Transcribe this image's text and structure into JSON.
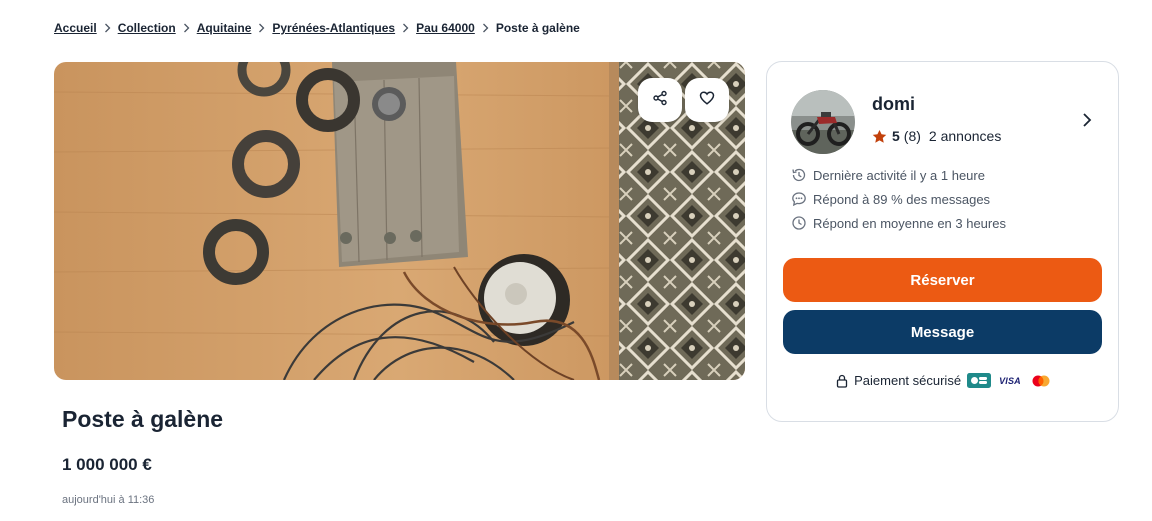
{
  "breadcrumb": {
    "items": [
      "Accueil",
      "Collection",
      "Aquitaine",
      "Pyrénées-Atlantiques",
      "Pau 64000"
    ],
    "current": "Poste à galène"
  },
  "listing": {
    "title": "Poste à galène",
    "price": "1 000 000 €",
    "date": "aujourd'hui à 11:36"
  },
  "seller": {
    "name": "domi",
    "rating": "5",
    "rating_count": "(8)",
    "listings": "2 annonces",
    "last_activity": "Dernière activité il y a 1 heure",
    "response_rate": "Répond à 89 % des messages",
    "response_time": "Répond en moyenne en 3 heures"
  },
  "actions": {
    "reserve": "Réserver",
    "message": "Message"
  },
  "payment": {
    "label": "Paiement sécurisé",
    "visa": "VISA"
  },
  "colors": {
    "accent_orange": "#ec5a13",
    "primary_blue": "#0c3b66",
    "star": "#c2410c"
  },
  "icons": [
    "chevron-right-icon",
    "share-icon",
    "heart-icon",
    "star-icon",
    "history-icon",
    "chat-bubble-icon",
    "clock-icon",
    "lock-icon",
    "cb-card-icon",
    "mastercard-icon"
  ]
}
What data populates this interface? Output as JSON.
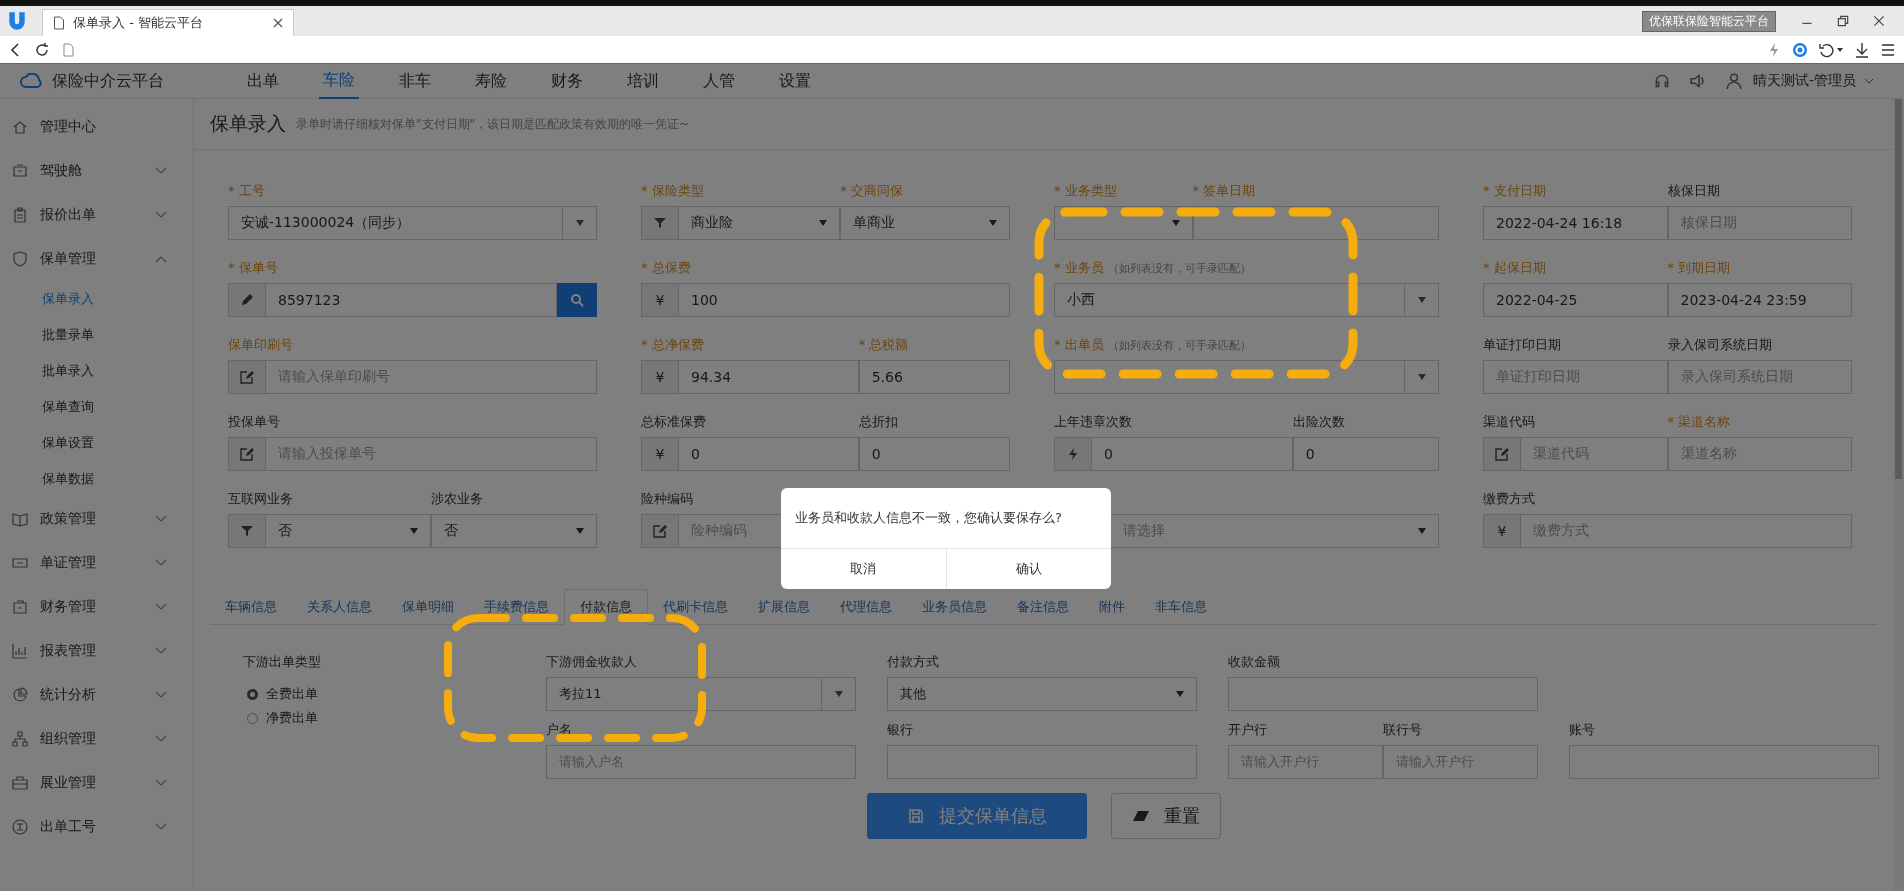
{
  "browser": {
    "tabs": [
      {
        "title": "保单录入 - 智能云平台",
        "selected": true
      }
    ],
    "site_label": "优保联保险智能云平台"
  },
  "header": {
    "brand": "保险中介云平台",
    "nav": [
      {
        "label": "出单",
        "selected": false
      },
      {
        "label": "车险",
        "selected": true
      },
      {
        "label": "非车",
        "selected": false
      },
      {
        "label": "寿险",
        "selected": false
      },
      {
        "label": "财务",
        "selected": false
      },
      {
        "label": "培训",
        "selected": false
      },
      {
        "label": "人管",
        "selected": false
      },
      {
        "label": "设置",
        "selected": false
      }
    ],
    "user": "晴天测试-管理员"
  },
  "sidebar": {
    "items": [
      {
        "label": "管理中心"
      },
      {
        "label": "驾驶舱",
        "expanded": false
      },
      {
        "label": "报价出单",
        "expanded": false
      },
      {
        "label": "保单管理",
        "expanded": true,
        "children": [
          {
            "label": "保单录入",
            "selected": true
          },
          {
            "label": "批量录单",
            "selected": false
          },
          {
            "label": "批单录入",
            "selected": false
          },
          {
            "label": "保单查询",
            "selected": false
          },
          {
            "label": "保单设置",
            "selected": false
          },
          {
            "label": "保单数据",
            "selected": false
          }
        ]
      },
      {
        "label": "政策管理",
        "expanded": false
      },
      {
        "label": "单证管理",
        "expanded": false
      },
      {
        "label": "财务管理",
        "expanded": false
      },
      {
        "label": "报表管理",
        "expanded": false
      },
      {
        "label": "统计分析",
        "expanded": false
      },
      {
        "label": "组织管理",
        "expanded": false
      },
      {
        "label": "展业管理",
        "expanded": false
      },
      {
        "label": "出单工号",
        "expanded": false
      }
    ]
  },
  "page": {
    "title": "保单录入",
    "notice": "录单时请仔细核对保单\"支付日期\"，该日期是匹配政策有效期的唯一凭证~"
  },
  "form": {
    "rows": [
      [
        {
          "fields": [
            {
              "label": "* 工号",
              "highlighted": true,
              "kind": "combo",
              "value": "安诚-113000024（同步）"
            }
          ]
        },
        {
          "fields": [
            {
              "label": "* 保险类型",
              "highlighted": true,
              "kind": "filterselect",
              "value": "商业险"
            },
            {
              "label": "* 交商同保",
              "highlighted": true,
              "kind": "select",
              "value": "单商业"
            }
          ]
        },
        {
          "fields": [
            {
              "label": "* 业务类型",
              "highlighted": true,
              "kind": "select"
            },
            {
              "label": "* 签单日期",
              "highlighted": true,
              "kind": "input"
            }
          ]
        },
        {
          "fields": [
            {
              "label": "* 支付日期",
              "highlighted": true,
              "kind": "input",
              "value": "2022-04-24 16:18"
            },
            {
              "label": "核保日期",
              "highlighted": false,
              "kind": "input",
              "placeholder": "核保日期"
            }
          ]
        }
      ],
      [
        {
          "fields": [
            {
              "label": "* 保单号",
              "highlighted": true,
              "kind": "pencilsearch",
              "value": "8597123"
            }
          ]
        },
        {
          "fields": [
            {
              "label": "* 总保费",
              "highlighted": true,
              "kind": "moneyinput",
              "addon": "¥",
              "value": "100"
            }
          ]
        },
        {
          "fields": [
            {
              "label": "* 业务员",
              "highlighted": true,
              "hint": "（如列表没有，可手录匹配）",
              "kind": "combo",
              "value": "小西"
            }
          ]
        },
        {
          "fields": [
            {
              "label": "* 起保日期",
              "highlighted": true,
              "kind": "input",
              "value": "2022-04-25"
            },
            {
              "label": "* 到期日期",
              "highlighted": true,
              "kind": "input",
              "value": "2023-04-24 23:59"
            }
          ]
        }
      ],
      [
        {
          "fields": [
            {
              "label": "保单印刷号",
              "highlighted": true,
              "kind": "editinput",
              "placeholder": "请输入保单印刷号"
            }
          ]
        },
        {
          "fields": [
            {
              "label": "* 总净保费",
              "highlighted": true,
              "kind": "moneyinput",
              "addon": "¥",
              "value": "94.34"
            },
            {
              "label": "* 总税额",
              "highlighted": true,
              "kind": "input",
              "value": "5.66"
            }
          ]
        },
        {
          "fields": [
            {
              "label": "* 出单员",
              "highlighted": true,
              "hint": "（如列表没有，可手录匹配）",
              "kind": "combo"
            }
          ]
        },
        {
          "fields": [
            {
              "label": "单证打印日期",
              "highlighted": false,
              "kind": "input",
              "placeholder": "单证打印日期"
            },
            {
              "label": "录入保司系统日期",
              "highlighted": false,
              "kind": "input",
              "placeholder": "录入保司系统日期"
            }
          ]
        }
      ],
      [
        {
          "fields": [
            {
              "label": "投保单号",
              "highlighted": false,
              "kind": "editinput",
              "placeholder": "请输入投保单号"
            }
          ]
        },
        {
          "fields": [
            {
              "label": "总标准保费",
              "highlighted": false,
              "kind": "moneyinput",
              "addon": "¥",
              "value": "0"
            },
            {
              "label": "总折扣",
              "highlighted": false,
              "kind": "input",
              "value": "0"
            }
          ]
        },
        {
          "fields": [
            {
              "label": "上年违章次数",
              "highlighted": false,
              "kind": "boltinput",
              "value": "0"
            },
            {
              "label": "出险次数",
              "highlighted": false,
              "kind": "input",
              "value": "0"
            }
          ]
        },
        {
          "fields": [
            {
              "label": "渠道代码",
              "highlighted": false,
              "kind": "editinput",
              "placeholder": "渠道代码"
            },
            {
              "label": "* 渠道名称",
              "highlighted": true,
              "kind": "input",
              "placeholder": "渠道名称"
            }
          ]
        }
      ],
      [
        {
          "fields": [
            {
              "label": "互联网业务",
              "highlighted": false,
              "kind": "filterselect",
              "value": "否"
            },
            {
              "label": "涉农业务",
              "highlighted": false,
              "kind": "select",
              "value": "否"
            }
          ]
        },
        {
          "fields": [
            {
              "label": "险种编码",
              "highlighted": false,
              "kind": "editinput",
              "placeholder": "险种编码"
            }
          ]
        },
        {
          "fields": [
            {
              "kind": "select",
              "placeholder": "请选择"
            }
          ]
        },
        {
          "fields": [
            {
              "label": "缴费方式",
              "highlighted": false,
              "kind": "moneyinput",
              "addon": "¥",
              "placeholder": "缴费方式"
            }
          ]
        }
      ]
    ]
  },
  "tabs": [
    {
      "label": "车辆信息",
      "selected": false
    },
    {
      "label": "关系人信息",
      "selected": false
    },
    {
      "label": "保单明细",
      "selected": false
    },
    {
      "label": "手续费信息",
      "selected": false
    },
    {
      "label": "付款信息",
      "selected": true
    },
    {
      "label": "代刷卡信息",
      "selected": false
    },
    {
      "label": "扩展信息",
      "selected": false
    },
    {
      "label": "代理信息",
      "selected": false
    },
    {
      "label": "业务员信息",
      "selected": false
    },
    {
      "label": "备注信息",
      "selected": false
    },
    {
      "label": "附件",
      "selected": false
    },
    {
      "label": "非车信息",
      "selected": false
    }
  ],
  "payment": {
    "type_label": "下游出单类型",
    "options": [
      {
        "label": "全费出单",
        "selected": true
      },
      {
        "label": "净费出单",
        "selected": false
      }
    ],
    "rows": [
      [
        {
          "fields": [
            {
              "label": "下游佣金收款人",
              "kind": "combo",
              "value": "考拉11"
            }
          ]
        },
        {
          "fields": [
            {
              "label": "付款方式",
              "kind": "select",
              "value": "其他"
            }
          ]
        },
        {
          "fields": [
            {
              "label": "收款金额",
              "kind": "input"
            }
          ]
        }
      ],
      [
        {
          "fields": [
            {
              "label": "户名",
              "kind": "input",
              "placeholder": "请输入户名"
            }
          ]
        },
        {
          "fields": [
            {
              "label": "银行",
              "kind": "input"
            }
          ]
        },
        {
          "fields": [
            {
              "label": "开户行",
              "kind": "input",
              "placeholder": "请输入开户行"
            },
            {
              "label": "联行号",
              "kind": "input",
              "placeholder": "请输入开户行"
            }
          ]
        },
        {
          "fields": [
            {
              "label": "账号",
              "kind": "input"
            }
          ]
        }
      ]
    ]
  },
  "actions": [
    {
      "label": "提交保单信息",
      "kind": "primary"
    },
    {
      "label": "重置",
      "kind": "default"
    }
  ],
  "dialog": {
    "message": "业务员和收款人信息不一致，您确认要保存么?",
    "buttons": [
      "取消",
      "确认"
    ]
  }
}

============

Locate all lines that include the word "Poste" and copy them out.

    "current": "Poste à galène"
    "title": "Poste à galène",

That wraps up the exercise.